**** Raw data
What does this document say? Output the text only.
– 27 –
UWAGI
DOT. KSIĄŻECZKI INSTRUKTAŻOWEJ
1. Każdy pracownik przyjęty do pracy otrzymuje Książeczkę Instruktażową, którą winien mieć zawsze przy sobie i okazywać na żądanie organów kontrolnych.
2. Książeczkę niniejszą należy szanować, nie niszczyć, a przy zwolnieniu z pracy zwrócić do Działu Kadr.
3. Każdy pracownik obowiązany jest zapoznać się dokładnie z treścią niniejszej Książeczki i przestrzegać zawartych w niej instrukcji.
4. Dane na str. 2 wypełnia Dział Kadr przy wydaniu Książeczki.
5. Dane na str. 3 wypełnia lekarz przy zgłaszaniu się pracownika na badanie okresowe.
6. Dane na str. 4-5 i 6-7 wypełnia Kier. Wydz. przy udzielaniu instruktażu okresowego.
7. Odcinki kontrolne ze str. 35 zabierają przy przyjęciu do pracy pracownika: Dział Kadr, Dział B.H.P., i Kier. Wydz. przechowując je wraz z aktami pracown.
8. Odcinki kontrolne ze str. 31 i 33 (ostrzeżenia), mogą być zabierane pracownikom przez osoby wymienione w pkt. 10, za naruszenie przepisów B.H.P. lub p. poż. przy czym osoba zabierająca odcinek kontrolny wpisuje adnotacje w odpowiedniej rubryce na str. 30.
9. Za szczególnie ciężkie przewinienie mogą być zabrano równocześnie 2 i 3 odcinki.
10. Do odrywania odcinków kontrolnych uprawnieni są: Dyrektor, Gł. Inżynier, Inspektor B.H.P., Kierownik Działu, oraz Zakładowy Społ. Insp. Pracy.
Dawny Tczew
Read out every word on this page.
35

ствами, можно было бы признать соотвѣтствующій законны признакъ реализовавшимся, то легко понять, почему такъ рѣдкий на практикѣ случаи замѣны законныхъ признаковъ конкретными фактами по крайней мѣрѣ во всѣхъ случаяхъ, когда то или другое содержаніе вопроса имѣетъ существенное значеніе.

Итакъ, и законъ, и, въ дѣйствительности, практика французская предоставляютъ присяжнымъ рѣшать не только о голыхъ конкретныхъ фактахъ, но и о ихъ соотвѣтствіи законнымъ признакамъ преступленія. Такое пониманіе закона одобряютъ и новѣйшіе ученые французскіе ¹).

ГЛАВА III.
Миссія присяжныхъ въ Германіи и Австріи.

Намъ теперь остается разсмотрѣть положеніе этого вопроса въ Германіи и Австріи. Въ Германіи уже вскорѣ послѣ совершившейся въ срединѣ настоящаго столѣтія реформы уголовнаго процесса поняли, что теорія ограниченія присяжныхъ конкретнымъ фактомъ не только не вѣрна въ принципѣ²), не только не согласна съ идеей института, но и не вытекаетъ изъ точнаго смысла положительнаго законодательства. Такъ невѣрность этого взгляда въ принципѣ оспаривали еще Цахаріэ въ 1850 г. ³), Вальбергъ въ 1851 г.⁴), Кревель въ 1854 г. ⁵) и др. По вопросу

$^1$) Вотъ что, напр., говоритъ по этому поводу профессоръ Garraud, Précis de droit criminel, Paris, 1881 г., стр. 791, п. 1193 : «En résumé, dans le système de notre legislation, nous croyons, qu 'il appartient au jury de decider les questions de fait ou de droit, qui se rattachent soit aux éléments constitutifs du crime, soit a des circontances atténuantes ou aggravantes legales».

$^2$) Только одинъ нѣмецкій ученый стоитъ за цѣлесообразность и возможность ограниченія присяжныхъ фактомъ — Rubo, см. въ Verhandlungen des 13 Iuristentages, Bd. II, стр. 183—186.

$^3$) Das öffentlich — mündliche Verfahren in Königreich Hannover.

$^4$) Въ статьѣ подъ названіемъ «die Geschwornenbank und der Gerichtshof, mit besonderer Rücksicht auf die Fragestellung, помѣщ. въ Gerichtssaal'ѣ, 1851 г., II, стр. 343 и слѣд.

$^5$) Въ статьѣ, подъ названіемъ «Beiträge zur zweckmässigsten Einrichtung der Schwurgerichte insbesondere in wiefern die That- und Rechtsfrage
********
**Directions:** Show all lines in the entries above where the string "присяжныхъ" appears.

**Exercise output:**
Миссія присяжныхъ въ Германіи и Австріи.
Намъ теперь остается разсмотрѣть положеніе этого вопроса въ Германіи и Австріи. Въ Германіи уже вскорѣ послѣ совершившейся въ срединѣ настоящаго столѣтія реформы уголовнаго процесса поняли, что теорія ограниченія присяжныхъ конкретнымъ фактомъ не только не вѣрна въ принципѣ²), не только не согласна съ идеей института, но и не вытекаетъ изъ точнаго смысла положительнаго законодательства. Такъ невѣрность этого взгляда въ принципѣ оспаривали еще Цахаріэ въ 1850 г. ³), Вальбергъ въ 1851 г.⁴), Кревель въ 1854 г. ⁵) и др. По вопросу
$^2$) Только одинъ нѣмецкій ученый стоитъ за цѣлесообразность и возможность ограниченія присяжныхъ фактомъ — Rubo, см. въ Verhandlungen des 13 Iuristentages, Bd. II, стр. 183—186.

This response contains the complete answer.